- STATED PROBLEM:
Lines before the one containing "Output a JSON" are excluded; retype that line and all remaining lines of the material exactly.

◆ ◆ ◆ ◆ ◆

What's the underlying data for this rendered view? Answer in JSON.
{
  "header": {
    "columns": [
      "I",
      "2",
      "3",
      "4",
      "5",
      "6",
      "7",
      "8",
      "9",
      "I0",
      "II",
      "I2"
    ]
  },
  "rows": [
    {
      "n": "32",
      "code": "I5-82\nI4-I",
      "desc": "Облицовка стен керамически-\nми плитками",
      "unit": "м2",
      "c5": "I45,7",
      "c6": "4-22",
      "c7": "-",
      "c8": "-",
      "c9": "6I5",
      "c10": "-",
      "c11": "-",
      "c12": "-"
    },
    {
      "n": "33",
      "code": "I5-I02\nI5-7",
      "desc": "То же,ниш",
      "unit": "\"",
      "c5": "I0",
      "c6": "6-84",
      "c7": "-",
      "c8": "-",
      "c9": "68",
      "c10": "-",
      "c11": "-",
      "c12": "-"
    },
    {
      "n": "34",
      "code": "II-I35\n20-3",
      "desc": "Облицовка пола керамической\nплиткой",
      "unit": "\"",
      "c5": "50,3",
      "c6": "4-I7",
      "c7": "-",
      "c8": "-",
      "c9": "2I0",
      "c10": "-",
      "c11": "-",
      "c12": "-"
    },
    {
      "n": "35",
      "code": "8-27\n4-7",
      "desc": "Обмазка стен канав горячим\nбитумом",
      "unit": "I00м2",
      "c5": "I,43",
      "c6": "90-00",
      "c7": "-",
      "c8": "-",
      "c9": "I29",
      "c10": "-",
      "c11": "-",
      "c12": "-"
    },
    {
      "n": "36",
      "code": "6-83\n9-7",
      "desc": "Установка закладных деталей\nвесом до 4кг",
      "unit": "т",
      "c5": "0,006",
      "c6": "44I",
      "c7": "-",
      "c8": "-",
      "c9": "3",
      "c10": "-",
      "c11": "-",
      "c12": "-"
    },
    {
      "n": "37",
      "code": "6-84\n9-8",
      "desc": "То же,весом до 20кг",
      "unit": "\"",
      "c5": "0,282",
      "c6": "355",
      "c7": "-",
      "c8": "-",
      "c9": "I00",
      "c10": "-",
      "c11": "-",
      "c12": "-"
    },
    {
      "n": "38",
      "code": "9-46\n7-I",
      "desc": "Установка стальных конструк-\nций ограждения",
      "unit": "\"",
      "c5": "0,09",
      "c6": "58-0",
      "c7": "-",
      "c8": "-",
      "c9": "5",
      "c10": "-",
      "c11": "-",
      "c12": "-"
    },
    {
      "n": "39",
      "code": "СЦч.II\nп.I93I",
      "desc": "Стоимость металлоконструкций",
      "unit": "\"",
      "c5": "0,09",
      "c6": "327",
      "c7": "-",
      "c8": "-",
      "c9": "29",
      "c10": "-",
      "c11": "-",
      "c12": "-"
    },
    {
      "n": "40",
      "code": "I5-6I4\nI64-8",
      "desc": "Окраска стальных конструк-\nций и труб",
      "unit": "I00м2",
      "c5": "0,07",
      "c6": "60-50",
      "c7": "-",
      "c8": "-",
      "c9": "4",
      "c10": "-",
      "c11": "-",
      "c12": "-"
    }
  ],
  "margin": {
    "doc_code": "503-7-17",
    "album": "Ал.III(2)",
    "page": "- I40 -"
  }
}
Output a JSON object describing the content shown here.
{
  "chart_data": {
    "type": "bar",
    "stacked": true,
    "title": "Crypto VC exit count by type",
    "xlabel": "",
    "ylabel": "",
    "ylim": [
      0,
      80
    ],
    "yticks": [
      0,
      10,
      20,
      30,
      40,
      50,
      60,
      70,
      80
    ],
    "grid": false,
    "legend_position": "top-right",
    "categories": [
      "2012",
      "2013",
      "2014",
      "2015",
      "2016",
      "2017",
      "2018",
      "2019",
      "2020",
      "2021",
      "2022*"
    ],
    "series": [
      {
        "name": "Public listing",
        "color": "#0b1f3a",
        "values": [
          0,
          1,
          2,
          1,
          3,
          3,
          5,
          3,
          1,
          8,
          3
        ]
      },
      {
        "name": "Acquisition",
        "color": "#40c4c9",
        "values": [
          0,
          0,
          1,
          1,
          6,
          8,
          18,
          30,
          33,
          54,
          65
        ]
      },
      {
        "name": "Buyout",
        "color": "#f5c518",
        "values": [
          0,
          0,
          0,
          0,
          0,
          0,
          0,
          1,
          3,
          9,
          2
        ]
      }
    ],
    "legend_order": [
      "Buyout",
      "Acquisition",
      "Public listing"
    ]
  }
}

◆ ◆ ◆ ◆ ◆

- ANSWER TO THE TASK:
Output a JSON object describing the content shown here.
{
  "chart_data": {
    "type": "bar",
    "stacked": true,
    "title": "Crypto VC exit count by type",
    "xlabel": "",
    "ylabel": "",
    "ylim": [
      0,
      80
    ],
    "yticks": [
      0,
      10,
      20,
      30,
      40,
      50,
      60,
      70,
      80
    ],
    "grid": false,
    "legend_position": "top-right",
    "categories": [
      "2012",
      "2013",
      "2014",
      "2015",
      "2016",
      "2017",
      "2018",
      "2019",
      "2020",
      "2021",
      "2022*"
    ],
    "series": [
      {
        "name": "Public listing",
        "color": "#0b1f3a",
        "values": [
          0,
          1,
          2,
          1,
          3,
          3,
          5,
          3,
          1,
          8,
          3
        ]
      },
      {
        "name": "Acquisition",
        "color": "#40c4c9",
        "values": [
          0,
          0,
          1,
          1,
          6,
          8,
          18,
          30,
          33,
          54,
          65
        ]
      },
      {
        "name": "Buyout",
        "color": "#f5c518",
        "values": [
          0,
          0,
          0,
          0,
          0,
          0,
          0,
          1,
          3,
          9,
          2
        ]
      }
    ],
    "legend_order": [
      "Buyout",
      "Acquisition",
      "Public listing"
    ]
  }
}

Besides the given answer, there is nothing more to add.